**What the task asks**
Transcribe the material below exactly as it appears.

**Data to use**
********

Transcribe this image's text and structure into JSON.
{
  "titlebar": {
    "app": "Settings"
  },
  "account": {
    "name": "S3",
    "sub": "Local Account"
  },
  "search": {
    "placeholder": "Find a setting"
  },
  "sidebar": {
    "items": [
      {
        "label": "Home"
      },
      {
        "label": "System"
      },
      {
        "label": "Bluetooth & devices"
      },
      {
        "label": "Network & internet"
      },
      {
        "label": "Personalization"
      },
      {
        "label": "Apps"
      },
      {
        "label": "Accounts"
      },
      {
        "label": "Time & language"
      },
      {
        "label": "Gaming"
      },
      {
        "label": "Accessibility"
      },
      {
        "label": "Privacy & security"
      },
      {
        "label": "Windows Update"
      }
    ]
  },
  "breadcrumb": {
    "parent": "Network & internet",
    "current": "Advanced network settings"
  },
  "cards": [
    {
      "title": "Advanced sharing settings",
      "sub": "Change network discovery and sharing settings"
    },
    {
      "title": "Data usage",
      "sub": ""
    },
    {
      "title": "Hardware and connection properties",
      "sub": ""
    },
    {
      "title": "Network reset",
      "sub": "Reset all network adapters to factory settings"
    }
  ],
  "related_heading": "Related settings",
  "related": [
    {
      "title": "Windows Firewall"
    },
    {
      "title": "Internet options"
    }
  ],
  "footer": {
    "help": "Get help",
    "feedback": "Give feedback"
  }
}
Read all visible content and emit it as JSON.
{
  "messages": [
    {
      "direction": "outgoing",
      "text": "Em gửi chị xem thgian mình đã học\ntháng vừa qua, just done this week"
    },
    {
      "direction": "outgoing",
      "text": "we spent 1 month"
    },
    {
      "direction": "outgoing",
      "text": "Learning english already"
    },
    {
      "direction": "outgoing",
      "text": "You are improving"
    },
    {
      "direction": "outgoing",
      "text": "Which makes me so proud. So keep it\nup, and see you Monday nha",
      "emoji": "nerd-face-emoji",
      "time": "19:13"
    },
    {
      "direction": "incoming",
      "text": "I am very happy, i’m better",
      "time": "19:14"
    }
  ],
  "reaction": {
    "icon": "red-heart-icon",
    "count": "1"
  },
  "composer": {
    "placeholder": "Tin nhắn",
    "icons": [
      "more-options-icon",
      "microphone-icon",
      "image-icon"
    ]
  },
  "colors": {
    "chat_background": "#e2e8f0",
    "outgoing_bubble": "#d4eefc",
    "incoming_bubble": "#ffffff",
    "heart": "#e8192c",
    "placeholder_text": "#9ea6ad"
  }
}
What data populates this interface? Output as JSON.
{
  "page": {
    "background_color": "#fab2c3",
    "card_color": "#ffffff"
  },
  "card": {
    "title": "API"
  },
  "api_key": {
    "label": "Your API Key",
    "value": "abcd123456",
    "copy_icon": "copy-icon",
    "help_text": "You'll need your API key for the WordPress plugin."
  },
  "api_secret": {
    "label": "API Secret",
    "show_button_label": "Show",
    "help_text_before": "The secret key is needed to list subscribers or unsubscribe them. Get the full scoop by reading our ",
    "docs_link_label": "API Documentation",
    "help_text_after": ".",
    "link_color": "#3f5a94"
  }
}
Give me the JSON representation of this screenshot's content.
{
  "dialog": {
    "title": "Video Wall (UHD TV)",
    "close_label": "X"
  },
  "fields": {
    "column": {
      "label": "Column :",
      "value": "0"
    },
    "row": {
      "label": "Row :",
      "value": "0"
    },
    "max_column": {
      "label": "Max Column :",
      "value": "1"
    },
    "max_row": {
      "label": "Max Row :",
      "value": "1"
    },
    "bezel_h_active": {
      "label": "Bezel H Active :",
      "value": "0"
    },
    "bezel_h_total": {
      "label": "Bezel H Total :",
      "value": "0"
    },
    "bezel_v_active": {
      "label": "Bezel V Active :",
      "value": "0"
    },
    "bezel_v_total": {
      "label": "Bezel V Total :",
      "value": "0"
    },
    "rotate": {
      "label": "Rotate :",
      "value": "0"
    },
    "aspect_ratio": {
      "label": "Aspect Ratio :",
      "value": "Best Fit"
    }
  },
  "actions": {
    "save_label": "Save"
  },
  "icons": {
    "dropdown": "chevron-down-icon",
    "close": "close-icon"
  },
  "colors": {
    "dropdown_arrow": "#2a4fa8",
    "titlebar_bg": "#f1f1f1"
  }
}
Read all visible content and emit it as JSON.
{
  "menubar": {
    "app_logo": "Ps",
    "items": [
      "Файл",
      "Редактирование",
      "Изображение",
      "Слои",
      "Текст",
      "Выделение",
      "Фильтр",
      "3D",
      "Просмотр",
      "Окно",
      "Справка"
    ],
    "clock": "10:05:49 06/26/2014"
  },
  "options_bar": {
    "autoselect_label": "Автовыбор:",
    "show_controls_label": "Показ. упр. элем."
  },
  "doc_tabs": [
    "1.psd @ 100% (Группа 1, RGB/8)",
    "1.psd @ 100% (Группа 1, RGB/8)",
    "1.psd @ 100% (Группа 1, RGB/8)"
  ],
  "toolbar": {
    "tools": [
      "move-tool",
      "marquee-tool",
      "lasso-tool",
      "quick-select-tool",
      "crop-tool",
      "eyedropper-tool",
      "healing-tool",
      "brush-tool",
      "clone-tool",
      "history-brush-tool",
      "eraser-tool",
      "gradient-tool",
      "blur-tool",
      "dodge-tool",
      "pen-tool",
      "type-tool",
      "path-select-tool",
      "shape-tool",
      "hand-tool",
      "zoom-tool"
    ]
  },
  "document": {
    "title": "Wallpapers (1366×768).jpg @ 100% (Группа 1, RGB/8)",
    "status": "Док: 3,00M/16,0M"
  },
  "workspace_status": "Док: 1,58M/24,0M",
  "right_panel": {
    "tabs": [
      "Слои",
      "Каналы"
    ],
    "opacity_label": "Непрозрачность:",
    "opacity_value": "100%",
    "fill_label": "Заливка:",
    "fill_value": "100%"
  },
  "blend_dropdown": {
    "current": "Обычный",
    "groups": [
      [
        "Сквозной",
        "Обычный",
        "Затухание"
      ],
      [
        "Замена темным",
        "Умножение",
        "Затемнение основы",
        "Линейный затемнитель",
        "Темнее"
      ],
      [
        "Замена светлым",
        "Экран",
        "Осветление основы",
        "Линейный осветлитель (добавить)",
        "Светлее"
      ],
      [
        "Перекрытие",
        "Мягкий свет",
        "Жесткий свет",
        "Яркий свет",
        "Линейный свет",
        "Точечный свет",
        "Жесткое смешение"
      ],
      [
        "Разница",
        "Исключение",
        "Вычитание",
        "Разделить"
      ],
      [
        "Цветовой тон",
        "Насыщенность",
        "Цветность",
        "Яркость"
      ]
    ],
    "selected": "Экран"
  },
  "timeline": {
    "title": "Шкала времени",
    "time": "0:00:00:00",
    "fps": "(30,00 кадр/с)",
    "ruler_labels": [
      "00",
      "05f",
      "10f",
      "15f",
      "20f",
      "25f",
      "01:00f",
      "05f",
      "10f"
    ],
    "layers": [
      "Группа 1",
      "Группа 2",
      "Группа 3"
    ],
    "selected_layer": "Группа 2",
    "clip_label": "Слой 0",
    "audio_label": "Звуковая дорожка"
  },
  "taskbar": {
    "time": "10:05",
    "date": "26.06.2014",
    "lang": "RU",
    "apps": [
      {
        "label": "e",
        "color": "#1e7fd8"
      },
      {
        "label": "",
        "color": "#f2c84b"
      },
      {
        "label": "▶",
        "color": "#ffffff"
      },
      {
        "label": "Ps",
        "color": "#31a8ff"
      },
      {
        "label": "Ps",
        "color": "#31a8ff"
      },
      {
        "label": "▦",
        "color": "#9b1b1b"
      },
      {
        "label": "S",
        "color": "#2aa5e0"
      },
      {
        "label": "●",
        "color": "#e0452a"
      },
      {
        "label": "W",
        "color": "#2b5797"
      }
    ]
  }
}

********

**The reply**
Transcribe this image's text and structure into JSON.
{
  "titlebar": {
    "app": "Settings"
  },
  "account": {
    "name": "S3",
    "sub": "Local Account"
  },
  "search": {
    "placeholder": "Find a setting"
  },
  "sidebar": {
    "items": [
      {
        "label": "Home"
      },
      {
        "label": "System"
      },
      {
        "label": "Bluetooth & devices"
      },
      {
        "label": "Network & internet"
      },
      {
        "label": "Personalization"
      },
      {
        "label": "Apps"
      },
      {
        "label": "Accounts"
      },
      {
        "label": "Time & language"
      },
      {
        "label": "Gaming"
      },
      {
        "label": "Accessibility"
      },
      {
        "label": "Privacy & security"
      },
      {
        "label": "Windows Update"
      }
    ]
  },
  "breadcrumb": {
    "parent": "Network & internet",
    "current": "Advanced network settings"
  },
  "cards": [
    {
      "title": "Advanced sharing settings",
      "sub": "Change network discovery and sharing settings"
    },
    {
      "title": "Data usage",
      "sub": ""
    },
    {
      "title": "Hardware and connection properties",
      "sub": ""
    },
    {
      "title": "Network reset",
      "sub": "Reset all network adapters to factory settings"
    }
  ],
  "related_heading": "Related settings",
  "related": [
    {
      "title": "Windows Firewall"
    },
    {
      "title": "Internet options"
    }
  ],
  "footer": {
    "help": "Get help",
    "feedback": "Give feedback"
  }
}
Read all visible content and emit it as JSON.
{
  "messages": [
    {
      "direction": "outgoing",
      "text": "Em gửi chị xem thgian mình đã học\ntháng vừa qua, just done this week"
    },
    {
      "direction": "outgoing",
      "text": "we spent 1 month"
    },
    {
      "direction": "outgoing",
      "text": "Learning english already"
    },
    {
      "direction": "outgoing",
      "text": "You are improving"
    },
    {
      "direction": "outgoing",
      "text": "Which makes me so proud. So keep it\nup, and see you Monday nha",
      "emoji": "nerd-face-emoji",
      "time": "19:13"
    },
    {
      "direction": "incoming",
      "text": "I am very happy, i’m better",
      "time": "19:14"
    }
  ],
  "reaction": {
    "icon": "red-heart-icon",
    "count": "1"
  },
  "composer": {
    "placeholder": "Tin nhắn",
    "icons": [
      "more-options-icon",
      "microphone-icon",
      "image-icon"
    ]
  },
  "colors": {
    "chat_background": "#e2e8f0",
    "outgoing_bubble": "#d4eefc",
    "incoming_bubble": "#ffffff",
    "heart": "#e8192c",
    "placeholder_text": "#9ea6ad"
  }
}
What data populates this interface? Output as JSON.
{
  "page": {
    "background_color": "#fab2c3",
    "card_color": "#ffffff"
  },
  "card": {
    "title": "API"
  },
  "api_key": {
    "label": "Your API Key",
    "value": "abcd123456",
    "copy_icon": "copy-icon",
    "help_text": "You'll need your API key for the WordPress plugin."
  },
  "api_secret": {
    "label": "API Secret",
    "show_button_label": "Show",
    "help_text_before": "The secret key is needed to list subscribers or unsubscribe them. Get the full scoop by reading our ",
    "docs_link_label": "API Documentation",
    "help_text_after": ".",
    "link_color": "#3f5a94"
  }
}
Give me the JSON representation of this screenshot's content.
{
  "dialog": {
    "title": "Video Wall (UHD TV)",
    "close_label": "X"
  },
  "fields": {
    "column": {
      "label": "Column :",
      "value": "0"
    },
    "row": {
      "label": "Row :",
      "value": "0"
    },
    "max_column": {
      "label": "Max Column :",
      "value": "1"
    },
    "max_row": {
      "label": "Max Row :",
      "value": "1"
    },
    "bezel_h_active": {
      "label": "Bezel H Active :",
      "value": "0"
    },
    "bezel_h_total": {
      "label": "Bezel H Total :",
      "value": "0"
    },
    "bezel_v_active": {
      "label": "Bezel V Active :",
      "value": "0"
    },
    "bezel_v_total": {
      "label": "Bezel V Total :",
      "value": "0"
    },
    "rotate": {
      "label": "Rotate :",
      "value": "0"
    },
    "aspect_ratio": {
      "label": "Aspect Ratio :",
      "value": "Best Fit"
    }
  },
  "actions": {
    "save_label": "Save"
  },
  "icons": {
    "dropdown": "chevron-down-icon",
    "close": "close-icon"
  },
  "colors": {
    "dropdown_arrow": "#2a4fa8",
    "titlebar_bg": "#f1f1f1"
  }
}
Read all visible content and emit it as JSON.
{
  "menubar": {
    "app_logo": "Ps",
    "items": [
      "Файл",
      "Редактирование",
      "Изображение",
      "Слои",
      "Текст",
      "Выделение",
      "Фильтр",
      "3D",
      "Просмотр",
      "Окно",
      "Справка"
    ],
    "clock": "10:05:49 06/26/2014"
  },
  "options_bar": {
    "autoselect_label": "Автовыбор:",
    "show_controls_label": "Показ. упр. элем."
  },
  "doc_tabs": [
    "1.psd @ 100% (Группа 1, RGB/8)",
    "1.psd @ 100% (Группа 1, RGB/8)",
    "1.psd @ 100% (Группа 1, RGB/8)"
  ],
  "toolbar": {
    "tools": [
      "move-tool",
      "marquee-tool",
      "lasso-tool",
      "quick-select-tool",
      "crop-tool",
      "eyedropper-tool",
      "healing-tool",
      "brush-tool",
      "clone-tool",
      "history-brush-tool",
      "eraser-tool",
      "gradient-tool",
      "blur-tool",
      "dodge-tool",
      "pen-tool",
      "type-tool",
      "path-select-tool",
      "shape-tool",
      "hand-tool",
      "zoom-tool"
    ]
  },
  "document": {
    "title": "Wallpapers (1366×768).jpg @ 100% (Группа 1, RGB/8)",
    "status": "Док: 3,00M/16,0M"
  },
  "workspace_status": "Док: 1,58M/24,0M",
  "right_panel": {
    "tabs": [
      "Слои",
      "Каналы"
    ],
    "opacity_label": "Непрозрачность:",
    "opacity_value": "100%",
    "fill_label": "Заливка:",
    "fill_value": "100%"
  },
  "blend_dropdown": {
    "current": "Обычный",
    "groups": [
      [
        "Сквозной",
        "Обычный",
        "Затухание"
      ],
      [
        "Замена темным",
        "Умножение",
        "Затемнение основы",
        "Линейный затемнитель",
        "Темнее"
      ],
      [
        "Замена светлым",
        "Экран",
        "Осветление основы",
        "Линейный осветлитель (добавить)",
        "Светлее"
      ],
      [
        "Перекрытие",
        "Мягкий свет",
        "Жесткий свет",
        "Яркий свет",
        "Линейный свет",
        "Точечный свет",
        "Жесткое смешение"
      ],
      [
        "Разница",
        "Исключение",
        "Вычитание",
        "Разделить"
      ],
      [
        "Цветовой тон",
        "Насыщенность",
        "Цветность",
        "Яркость"
      ]
    ],
    "selected": "Экран"
  },
  "timeline": {
    "title": "Шкала времени",
    "time": "0:00:00:00",
    "fps": "(30,00 кадр/с)",
    "ruler_labels": [
      "00",
      "05f",
      "10f",
      "15f",
      "20f",
      "25f",
      "01:00f",
      "05f",
      "10f"
    ],
    "layers": [
      "Группа 1",
      "Группа 2",
      "Группа 3"
    ],
    "selected_layer": "Группа 2",
    "clip_label": "Слой 0",
    "audio_label": "Звуковая дорожка"
  },
  "taskbar": {
    "time": "10:05",
    "date": "26.06.2014",
    "lang": "RU",
    "apps": [
      {
        "label": "e",
        "color": "#1e7fd8"
      },
      {
        "label": "",
        "color": "#f2c84b"
      },
      {
        "label": "▶",
        "color": "#ffffff"
      },
      {
        "label": "Ps",
        "color": "#31a8ff"
      },
      {
        "label": "Ps",
        "color": "#31a8ff"
      },
      {
        "label": "▦",
        "color": "#9b1b1b"
      },
      {
        "label": "S",
        "color": "#2aa5e0"
      },
      {
        "label": "●",
        "color": "#e0452a"
      },
      {
        "label": "W",
        "color": "#2b5797"
      }
    ]
  }
}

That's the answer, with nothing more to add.